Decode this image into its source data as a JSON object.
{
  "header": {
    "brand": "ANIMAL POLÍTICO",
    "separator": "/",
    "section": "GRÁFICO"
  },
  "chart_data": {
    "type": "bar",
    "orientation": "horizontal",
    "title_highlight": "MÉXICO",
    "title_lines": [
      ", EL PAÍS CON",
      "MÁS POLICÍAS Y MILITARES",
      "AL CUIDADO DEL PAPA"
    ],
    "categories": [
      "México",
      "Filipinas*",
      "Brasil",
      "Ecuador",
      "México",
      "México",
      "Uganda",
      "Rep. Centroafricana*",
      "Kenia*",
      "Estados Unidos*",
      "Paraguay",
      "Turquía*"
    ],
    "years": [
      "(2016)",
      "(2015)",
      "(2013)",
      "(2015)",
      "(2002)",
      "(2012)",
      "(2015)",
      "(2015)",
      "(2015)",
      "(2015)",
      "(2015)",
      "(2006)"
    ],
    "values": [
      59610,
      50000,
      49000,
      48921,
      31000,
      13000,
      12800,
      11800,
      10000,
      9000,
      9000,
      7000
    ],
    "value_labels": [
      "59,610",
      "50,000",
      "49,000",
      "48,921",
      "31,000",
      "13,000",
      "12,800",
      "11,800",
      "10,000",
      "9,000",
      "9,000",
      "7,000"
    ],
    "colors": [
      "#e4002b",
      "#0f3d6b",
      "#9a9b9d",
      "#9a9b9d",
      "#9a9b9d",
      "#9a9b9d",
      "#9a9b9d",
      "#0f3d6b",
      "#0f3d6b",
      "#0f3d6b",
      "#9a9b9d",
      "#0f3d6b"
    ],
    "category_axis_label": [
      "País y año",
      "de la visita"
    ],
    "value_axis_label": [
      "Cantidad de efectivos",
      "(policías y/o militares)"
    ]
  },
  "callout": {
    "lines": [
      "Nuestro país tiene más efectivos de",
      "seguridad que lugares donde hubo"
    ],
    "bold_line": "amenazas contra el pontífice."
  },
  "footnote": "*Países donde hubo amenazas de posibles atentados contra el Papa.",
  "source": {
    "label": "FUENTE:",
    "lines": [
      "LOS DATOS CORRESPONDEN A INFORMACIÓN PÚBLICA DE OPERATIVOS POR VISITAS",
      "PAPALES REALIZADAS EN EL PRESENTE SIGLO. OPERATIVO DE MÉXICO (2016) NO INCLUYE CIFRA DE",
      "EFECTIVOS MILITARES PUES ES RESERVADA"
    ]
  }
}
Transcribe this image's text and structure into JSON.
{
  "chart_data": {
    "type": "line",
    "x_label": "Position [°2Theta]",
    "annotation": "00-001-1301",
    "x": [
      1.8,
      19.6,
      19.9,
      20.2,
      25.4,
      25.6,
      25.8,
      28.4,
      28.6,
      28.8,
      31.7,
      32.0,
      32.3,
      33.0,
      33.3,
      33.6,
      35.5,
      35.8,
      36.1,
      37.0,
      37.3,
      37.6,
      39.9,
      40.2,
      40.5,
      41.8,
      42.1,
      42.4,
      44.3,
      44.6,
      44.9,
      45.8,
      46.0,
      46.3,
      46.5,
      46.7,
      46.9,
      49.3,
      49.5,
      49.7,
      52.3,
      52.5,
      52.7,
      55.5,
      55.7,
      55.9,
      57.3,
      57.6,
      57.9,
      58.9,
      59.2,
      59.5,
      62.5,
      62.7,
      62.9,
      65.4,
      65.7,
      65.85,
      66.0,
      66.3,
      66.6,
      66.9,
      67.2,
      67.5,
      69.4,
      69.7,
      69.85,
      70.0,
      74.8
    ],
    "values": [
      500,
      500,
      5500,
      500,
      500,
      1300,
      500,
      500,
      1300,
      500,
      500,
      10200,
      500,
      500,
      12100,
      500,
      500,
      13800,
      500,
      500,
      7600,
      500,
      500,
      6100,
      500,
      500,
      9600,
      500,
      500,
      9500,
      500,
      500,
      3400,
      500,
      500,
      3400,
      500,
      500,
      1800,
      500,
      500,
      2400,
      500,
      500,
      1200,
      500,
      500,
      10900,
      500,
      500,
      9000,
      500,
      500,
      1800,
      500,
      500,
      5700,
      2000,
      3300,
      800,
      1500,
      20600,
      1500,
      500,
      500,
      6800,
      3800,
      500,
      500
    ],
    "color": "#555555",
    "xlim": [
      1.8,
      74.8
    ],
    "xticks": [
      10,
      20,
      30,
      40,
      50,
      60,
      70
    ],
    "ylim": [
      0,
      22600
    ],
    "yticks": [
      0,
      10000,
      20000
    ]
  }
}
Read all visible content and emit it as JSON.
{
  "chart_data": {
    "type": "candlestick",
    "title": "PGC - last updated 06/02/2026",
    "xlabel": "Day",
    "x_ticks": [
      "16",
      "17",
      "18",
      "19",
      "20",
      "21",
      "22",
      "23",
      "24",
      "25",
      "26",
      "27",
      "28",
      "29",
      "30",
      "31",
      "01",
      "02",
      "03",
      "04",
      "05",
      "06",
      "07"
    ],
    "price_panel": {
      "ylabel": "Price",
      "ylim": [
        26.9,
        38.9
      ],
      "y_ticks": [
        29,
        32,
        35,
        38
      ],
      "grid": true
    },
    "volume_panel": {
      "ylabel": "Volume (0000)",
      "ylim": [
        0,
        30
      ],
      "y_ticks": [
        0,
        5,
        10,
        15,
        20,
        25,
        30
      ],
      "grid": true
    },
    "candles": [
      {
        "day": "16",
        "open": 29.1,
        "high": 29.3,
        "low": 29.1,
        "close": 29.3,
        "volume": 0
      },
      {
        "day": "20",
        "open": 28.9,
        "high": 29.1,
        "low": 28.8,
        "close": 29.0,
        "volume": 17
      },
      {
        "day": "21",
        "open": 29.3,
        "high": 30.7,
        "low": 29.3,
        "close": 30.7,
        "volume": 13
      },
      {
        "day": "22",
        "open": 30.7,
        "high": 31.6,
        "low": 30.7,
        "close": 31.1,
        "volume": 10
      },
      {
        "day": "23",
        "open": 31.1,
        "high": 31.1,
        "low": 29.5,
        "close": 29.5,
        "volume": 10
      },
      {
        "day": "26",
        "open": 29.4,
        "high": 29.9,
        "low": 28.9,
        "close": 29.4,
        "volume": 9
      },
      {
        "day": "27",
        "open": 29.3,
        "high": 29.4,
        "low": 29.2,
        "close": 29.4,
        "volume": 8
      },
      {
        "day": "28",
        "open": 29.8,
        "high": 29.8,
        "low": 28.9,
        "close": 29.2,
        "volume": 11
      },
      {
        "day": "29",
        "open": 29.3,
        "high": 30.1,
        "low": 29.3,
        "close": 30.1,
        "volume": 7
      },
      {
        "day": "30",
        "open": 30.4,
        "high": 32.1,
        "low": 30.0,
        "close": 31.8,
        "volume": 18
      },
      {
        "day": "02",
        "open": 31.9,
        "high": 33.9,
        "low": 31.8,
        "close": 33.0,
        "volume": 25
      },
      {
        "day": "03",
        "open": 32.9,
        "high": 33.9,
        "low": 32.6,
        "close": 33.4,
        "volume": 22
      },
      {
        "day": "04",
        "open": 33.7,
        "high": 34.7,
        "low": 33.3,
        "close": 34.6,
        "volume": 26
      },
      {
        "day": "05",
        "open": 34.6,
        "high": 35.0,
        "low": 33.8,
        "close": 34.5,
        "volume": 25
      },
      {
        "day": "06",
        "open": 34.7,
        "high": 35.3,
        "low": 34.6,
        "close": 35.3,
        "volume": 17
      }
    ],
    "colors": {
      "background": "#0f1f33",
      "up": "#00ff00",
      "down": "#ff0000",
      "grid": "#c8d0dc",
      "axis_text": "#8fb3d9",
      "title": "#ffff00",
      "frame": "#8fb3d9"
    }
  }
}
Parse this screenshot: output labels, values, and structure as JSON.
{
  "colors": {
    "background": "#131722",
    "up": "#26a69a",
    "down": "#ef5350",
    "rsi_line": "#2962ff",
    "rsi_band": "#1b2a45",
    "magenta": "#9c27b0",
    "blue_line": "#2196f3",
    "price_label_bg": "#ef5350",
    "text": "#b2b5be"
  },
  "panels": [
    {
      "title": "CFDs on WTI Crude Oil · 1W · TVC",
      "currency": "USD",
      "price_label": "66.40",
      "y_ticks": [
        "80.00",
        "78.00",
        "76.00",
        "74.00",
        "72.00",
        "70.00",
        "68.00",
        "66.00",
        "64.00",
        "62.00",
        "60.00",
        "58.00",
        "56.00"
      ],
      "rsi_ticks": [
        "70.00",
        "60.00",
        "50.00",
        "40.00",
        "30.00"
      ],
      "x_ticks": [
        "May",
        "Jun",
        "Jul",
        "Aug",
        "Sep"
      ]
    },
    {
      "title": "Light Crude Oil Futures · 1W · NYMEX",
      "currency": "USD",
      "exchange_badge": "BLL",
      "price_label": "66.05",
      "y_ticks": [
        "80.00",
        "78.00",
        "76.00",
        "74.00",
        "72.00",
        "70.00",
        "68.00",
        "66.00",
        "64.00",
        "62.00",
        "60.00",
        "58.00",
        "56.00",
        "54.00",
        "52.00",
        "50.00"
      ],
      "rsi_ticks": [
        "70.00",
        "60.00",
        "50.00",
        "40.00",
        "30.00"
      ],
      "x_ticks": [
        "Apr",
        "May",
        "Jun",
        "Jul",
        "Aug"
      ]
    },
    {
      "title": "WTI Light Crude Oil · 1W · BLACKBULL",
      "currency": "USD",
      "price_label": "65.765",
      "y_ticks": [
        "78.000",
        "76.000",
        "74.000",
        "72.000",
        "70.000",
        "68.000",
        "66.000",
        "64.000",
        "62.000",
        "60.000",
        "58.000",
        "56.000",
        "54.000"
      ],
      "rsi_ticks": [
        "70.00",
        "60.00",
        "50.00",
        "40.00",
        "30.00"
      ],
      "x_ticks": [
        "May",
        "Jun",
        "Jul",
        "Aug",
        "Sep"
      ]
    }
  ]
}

━━━━━━━━

* Given request
Every line that holds the word "source" should be extracted.

* Response
Decode this image into its source data as a JSON object.
  "source": {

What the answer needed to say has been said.